> 原文:

'''

明日なき森


桐生の里山に暮らし始めて、夜に飛来する虫が異常に少ないことを書いた。これは農薬・除草剤・室内外殺虫剤が下手人であるとにらんでいた。が、旧アトリエでも虫が少ないことが判明した。

実は前回の6/29でもは感じていたが、まだアトリエ滞在中の晩春はけっこう虫たちが灯火に来始めていたから、桐生が異常なのだと思っていたのだ。ところが、今回の夜、灯火にやってきた虫たちはごくわずかだった。5年間暮らしてこんなことは一度もなかった。ネットで検索してみると、全国的に、虫の少なさのに異常を訴える人たちがいるようだ。

みなさんの地域はいかがですか? ぜひ書き込みなどで教えてください。

さて、今回出がけに桐生図書館で重要な本を借りて持ってきていた。後藤伸さんの講演録『明日なき森』(新評論 2008)である。後藤さんは教員生活をしながら紀伊半島を徹底的にフィールドワークし、その特異な生態系の解明に尽力された人である。惜しくも2003年に73歳で他界された。

'''

> 提示データ:

'''

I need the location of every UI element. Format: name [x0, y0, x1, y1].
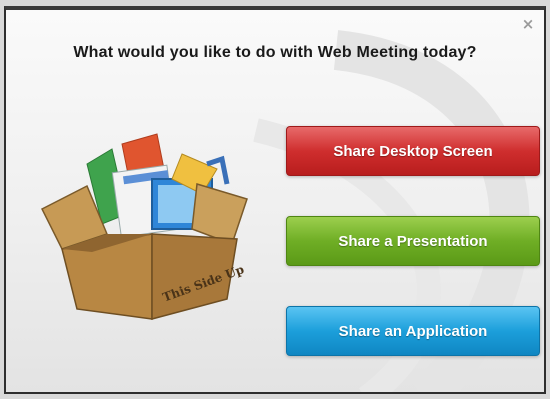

'''

> 課題の要件:
虫の少なさと『明日なき森』について書かれた原文の続きを、最後の文の後から書き継いでください。 データはこの課題とは関係ありません。

> 解答例:
暖帯寒帯の両種が混在する不思議な熊野の森を書いたその文を、私はどこかの図書館で読んでいて、その魅力的な森の深みに引き込まれた記憶がある。著者名が思い出せないまま、ずっと時間が過ぎてしまっていた。本書の巻末「著作・報告書一覧」からすると、1993年の『日本の自然 原生林紀行』(共著/山と溪谷社)だったのかもしれない。

それが、私の本の読者からメールをいただいて、この本を発見したのだ。これまで後藤さんの名を得ることができなかったのは、単著が『虫たちの熊野』(2000年)という本のみで、これが紀伊民報社という地方の出版社であるため、図書館に入りにくかったからだろう。そして後藤さんが他界された後「熊野の森ネットワークいちいがしの会」の有志の手によって、昨年の10月に、本書が刊行されたのである。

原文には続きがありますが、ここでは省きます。